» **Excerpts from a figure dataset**
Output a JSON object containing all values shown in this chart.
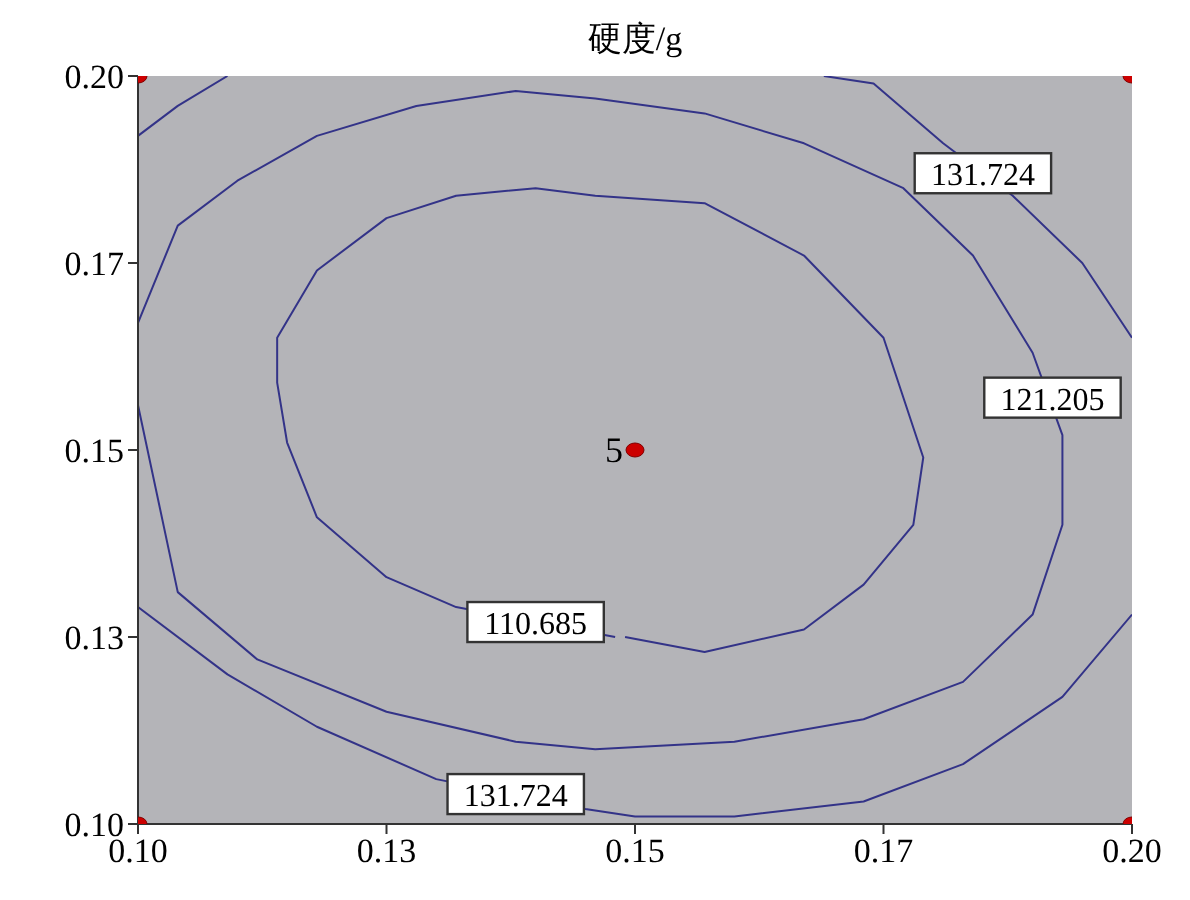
{
  "chart_data": {
    "type": "line",
    "title": "硬度/g",
    "xlim": [
      0.1,
      0.2
    ],
    "ylim": [
      0.1,
      0.2
    ],
    "xticks": [
      {
        "value": 0.1,
        "label": "0.10"
      },
      {
        "value": 0.125,
        "label": "0.13"
      },
      0.15,
      {
        "value": 0.175,
        "label": "0.17"
      },
      {
        "value": 0.2,
        "label": "0.20"
      }
    ],
    "yticks": [
      {
        "value": 0.1,
        "label": "0.10"
      },
      {
        "value": 0.125,
        "label": "0.13"
      },
      0.15,
      {
        "value": 0.175,
        "label": "0.17"
      },
      {
        "value": 0.2,
        "label": "0.20"
      }
    ],
    "grid": false,
    "line_style": "solid",
    "series": [
      {
        "color": "#333388",
        "marker": "none",
        "x": [
          0.1,
          0.104,
          0.109
        ],
        "values": [
          0.192,
          0.196,
          0.2
        ]
      },
      {
        "color": "#333388",
        "marker": "none",
        "x": [
          0.169,
          0.174,
          0.181,
          0.188,
          0.195,
          0.2
        ],
        "values": [
          0.2,
          0.199,
          0.191,
          0.184,
          0.175,
          0.165
        ]
      },
      {
        "color": "#333388",
        "marker": "none",
        "x": [
          0.1,
          0.109,
          0.118,
          0.13,
          0.145,
          0.15,
          0.153,
          0.16,
          0.173,
          0.183,
          0.193,
          0.2
        ],
        "values": [
          0.129,
          0.12,
          0.113,
          0.106,
          0.102,
          0.101,
          0.101,
          0.101,
          0.103,
          0.108,
          0.117,
          0.128
        ]
      },
      {
        "color": "#333388",
        "marker": "none",
        "x": [
          0.1,
          0.104,
          0.11,
          0.118,
          0.128,
          0.138,
          0.146,
          0.157,
          0.167,
          0.177,
          0.184,
          0.19,
          0.193,
          0.193,
          0.19,
          0.183,
          0.173,
          0.16,
          0.146,
          0.138,
          0.125,
          0.112,
          0.104,
          0.1
        ],
        "values": [
          0.167,
          0.18,
          0.186,
          0.192,
          0.196,
          0.198,
          0.197,
          0.195,
          0.191,
          0.185,
          0.176,
          0.163,
          0.152,
          0.14,
          0.128,
          0.119,
          0.114,
          0.111,
          0.11,
          0.111,
          0.115,
          0.122,
          0.131,
          0.156
        ]
      },
      {
        "color": "#333388",
        "marker": "none",
        "x": [
          0.149,
          0.157,
          0.167,
          0.173,
          0.178,
          0.179,
          0.175,
          0.167,
          0.157,
          0.146,
          0.14,
          0.132,
          0.125,
          0.118,
          0.114,
          0.114,
          0.115,
          0.118,
          0.125,
          0.132,
          0.148
        ],
        "values": [
          0.125,
          0.123,
          0.126,
          0.132,
          0.14,
          0.149,
          0.165,
          0.176,
          0.183,
          0.184,
          0.185,
          0.184,
          0.181,
          0.174,
          0.165,
          0.159,
          0.151,
          0.141,
          0.133,
          0.129,
          0.125
        ]
      },
      {
        "type": "scatter",
        "color": "#cc0000",
        "marker": "circle",
        "x": [
          0.1,
          0.1,
          0.2,
          0.2,
          0.15
        ],
        "values": [
          0.1,
          0.2,
          0.1,
          0.2,
          0.15
        ]
      }
    ],
    "annotations": [
      {
        "text": "131.724",
        "x": 0.185,
        "y": 0.187
      },
      {
        "text": "121.205",
        "x": 0.192,
        "y": 0.157
      },
      {
        "text": "110.685",
        "x": 0.14,
        "y": 0.127
      },
      {
        "text": "131.724",
        "x": 0.138,
        "y": 0.104
      },
      {
        "text": "5",
        "x": 0.15,
        "y": 0.15
      }
    ]
  }
}
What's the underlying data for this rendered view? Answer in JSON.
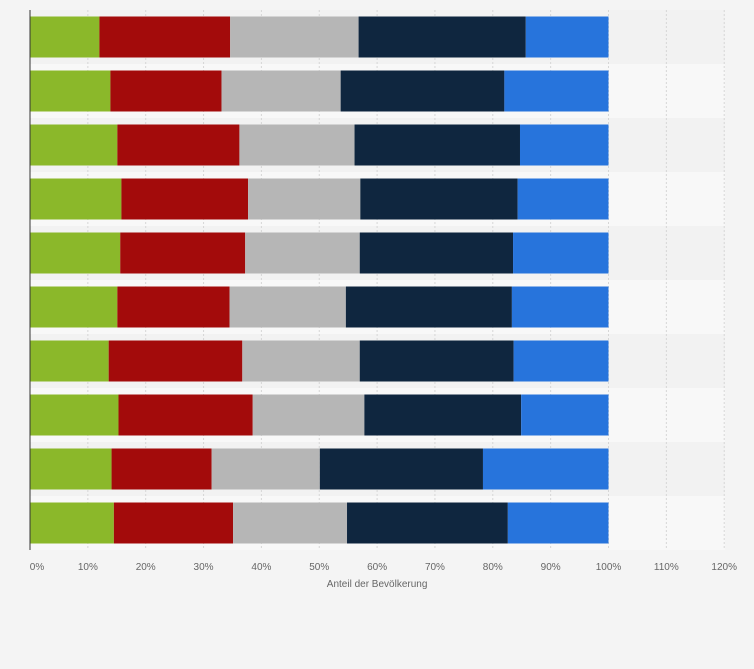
{
  "chart_data": {
    "type": "bar",
    "orientation": "horizontal",
    "stacked": true,
    "title": "",
    "xlabel": "Anteil der Bevölkerung",
    "ylabel": "",
    "xlim": [
      0,
      120
    ],
    "x_ticks": [
      0,
      10,
      20,
      30,
      40,
      50,
      60,
      70,
      80,
      90,
      100,
      110,
      120
    ],
    "x_tick_labels": [
      "0%",
      "10%",
      "20%",
      "30%",
      "40%",
      "50%",
      "60%",
      "70%",
      "80%",
      "90%",
      "100%",
      "110%",
      "120%"
    ],
    "grid": true,
    "legend": "none",
    "categories": [
      "",
      "",
      "",
      "",
      "",
      "",
      "",
      "",
      "",
      ""
    ],
    "series": [
      {
        "color": "#8bb82a",
        "values": [
          12.0,
          13.9,
          15.1,
          15.8,
          15.6,
          15.1,
          13.6,
          15.3,
          14.1,
          14.5
        ]
      },
      {
        "color": "#a30b0b",
        "values": [
          22.6,
          19.2,
          21.1,
          21.9,
          21.6,
          19.4,
          23.1,
          23.2,
          17.3,
          20.6
        ]
      },
      {
        "color": "#b6b6b6",
        "values": [
          22.2,
          20.6,
          19.9,
          19.4,
          19.8,
          20.1,
          20.3,
          19.3,
          18.7,
          19.7
        ]
      },
      {
        "color": "#0f263f",
        "values": [
          28.9,
          28.3,
          28.6,
          27.2,
          26.5,
          28.7,
          26.6,
          27.1,
          28.2,
          27.8
        ]
      },
      {
        "color": "#2774dc",
        "values": [
          14.3,
          18.0,
          15.3,
          15.7,
          16.5,
          16.7,
          16.4,
          15.1,
          21.7,
          17.4
        ]
      }
    ]
  }
}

» **SET TASK**
Without the images, write out each line of the data verbatim.

» **RESPONSE**
Output a JSON object containing all values shown in this chart.
{
  "chart_data": {
    "type": "line",
    "title": "硬度/g",
    "xlim": [
      0.1,
      0.2
    ],
    "ylim": [
      0.1,
      0.2
    ],
    "xticks": [
      {
        "value": 0.1,
        "label": "0.10"
      },
      {
        "value": 0.125,
        "label": "0.13"
      },
      0.15,
      {
        "value": 0.175,
        "label": "0.17"
      },
      {
        "value": 0.2,
        "label": "0.20"
      }
    ],
    "yticks": [
      {
        "value": 0.1,
        "label": "0.10"
      },
      {
        "value": 0.125,
        "label": "0.13"
      },
      0.15,
      {
        "value": 0.175,
        "label": "0.17"
      },
      {
        "value": 0.2,
        "label": "0.20"
      }
    ],
    "grid": false,
    "line_style": "solid",
    "series": [
      {
        "color": "#333388",
        "marker": "none",
        "x": [
          0.1,
          0.104,
          0.109
        ],
        "values": [
          0.192,
          0.196,
          0.2
        ]
      },
      {
        "color": "#333388",
        "marker": "none",
        "x": [
          0.169,
          0.174,
          0.181,
          0.188,
          0.195,
          0.2
        ],
        "values": [
          0.2,
          0.199,
          0.191,
          0.184,
          0.175,
          0.165
        ]
      },
      {
        "color": "#333388",
        "marker": "none",
        "x": [
          0.1,
          0.109,
          0.118,
          0.13,
          0.145,
          0.15,
          0.153,
          0.16,
          0.173,
          0.183,
          0.193,
          0.2
        ],
        "values": [
          0.129,
          0.12,
          0.113,
          0.106,
          0.102,
          0.101,
          0.101,
          0.101,
          0.103,
          0.108,
          0.117,
          0.128
        ]
      },
      {
        "color": "#333388",
        "marker": "none",
        "x": [
          0.1,
          0.104,
          0.11,
          0.118,
          0.128,
          0.138,
          0.146,
          0.157,
          0.167,
          0.177,
          0.184,
          0.19,
          0.193,
          0.193,
          0.19,
          0.183,
          0.173,
          0.16,
          0.146,
          0.138,
          0.125,
          0.112,
          0.104,
          0.1
        ],
        "values": [
          0.167,
          0.18,
          0.186,
          0.192,
          0.196,
          0.198,
          0.197,
          0.195,
          0.191,
          0.185,
          0.176,
          0.163,
          0.152,
          0.14,
          0.128,
          0.119,
          0.114,
          0.111,
          0.11,
          0.111,
          0.115,
          0.122,
          0.131,
          0.156
        ]
      },
      {
        "color": "#333388",
        "marker": "none",
        "x": [
          0.149,
          0.157,
          0.167,
          0.173,
          0.178,
          0.179,
          0.175,
          0.167,
          0.157,
          0.146,
          0.14,
          0.132,
          0.125,
          0.118,
          0.114,
          0.114,
          0.115,
          0.118,
          0.125,
          0.132,
          0.148
        ],
        "values": [
          0.125,
          0.123,
          0.126,
          0.132,
          0.14,
          0.149,
          0.165,
          0.176,
          0.183,
          0.184,
          0.185,
          0.184,
          0.181,
          0.174,
          0.165,
          0.159,
          0.151,
          0.141,
          0.133,
          0.129,
          0.125
        ]
      },
      {
        "type": "scatter",
        "color": "#cc0000",
        "marker": "circle",
        "x": [
          0.1,
          0.1,
          0.2,
          0.2,
          0.15
        ],
        "values": [
          0.1,
          0.2,
          0.1,
          0.2,
          0.15
        ]
      }
    ],
    "annotations": [
      {
        "text": "131.724",
        "x": 0.185,
        "y": 0.187
      },
      {
        "text": "121.205",
        "x": 0.192,
        "y": 0.157
      },
      {
        "text": "110.685",
        "x": 0.14,
        "y": 0.127
      },
      {
        "text": "131.724",
        "x": 0.138,
        "y": 0.104
      },
      {
        "text": "5",
        "x": 0.15,
        "y": 0.15
      }
    ]
  }
}
What's the underlying data for this rendered view? Answer in JSON.
{
  "chart_data": {
    "type": "bar",
    "orientation": "horizontal",
    "stacked": true,
    "title": "",
    "xlabel": "Anteil der Bevölkerung",
    "ylabel": "",
    "xlim": [
      0,
      120
    ],
    "x_ticks": [
      0,
      10,
      20,
      30,
      40,
      50,
      60,
      70,
      80,
      90,
      100,
      110,
      120
    ],
    "x_tick_labels": [
      "0%",
      "10%",
      "20%",
      "30%",
      "40%",
      "50%",
      "60%",
      "70%",
      "80%",
      "90%",
      "100%",
      "110%",
      "120%"
    ],
    "grid": true,
    "legend": "none",
    "categories": [
      "",
      "",
      "",
      "",
      "",
      "",
      "",
      "",
      "",
      ""
    ],
    "series": [
      {
        "color": "#8bb82a",
        "values": [
          12.0,
          13.9,
          15.1,
          15.8,
          15.6,
          15.1,
          13.6,
          15.3,
          14.1,
          14.5
        ]
      },
      {
        "color": "#a30b0b",
        "values": [
          22.6,
          19.2,
          21.1,
          21.9,
          21.6,
          19.4,
          23.1,
          23.2,
          17.3,
          20.6
        ]
      },
      {
        "color": "#b6b6b6",
        "values": [
          22.2,
          20.6,
          19.9,
          19.4,
          19.8,
          20.1,
          20.3,
          19.3,
          18.7,
          19.7
        ]
      },
      {
        "color": "#0f263f",
        "values": [
          28.9,
          28.3,
          28.6,
          27.2,
          26.5,
          28.7,
          26.6,
          27.1,
          28.2,
          27.8
        ]
      },
      {
        "color": "#2774dc",
        "values": [
          14.3,
          18.0,
          15.3,
          15.7,
          16.5,
          16.7,
          16.4,
          15.1,
          21.7,
          17.4
        ]
      }
    ]
  }
}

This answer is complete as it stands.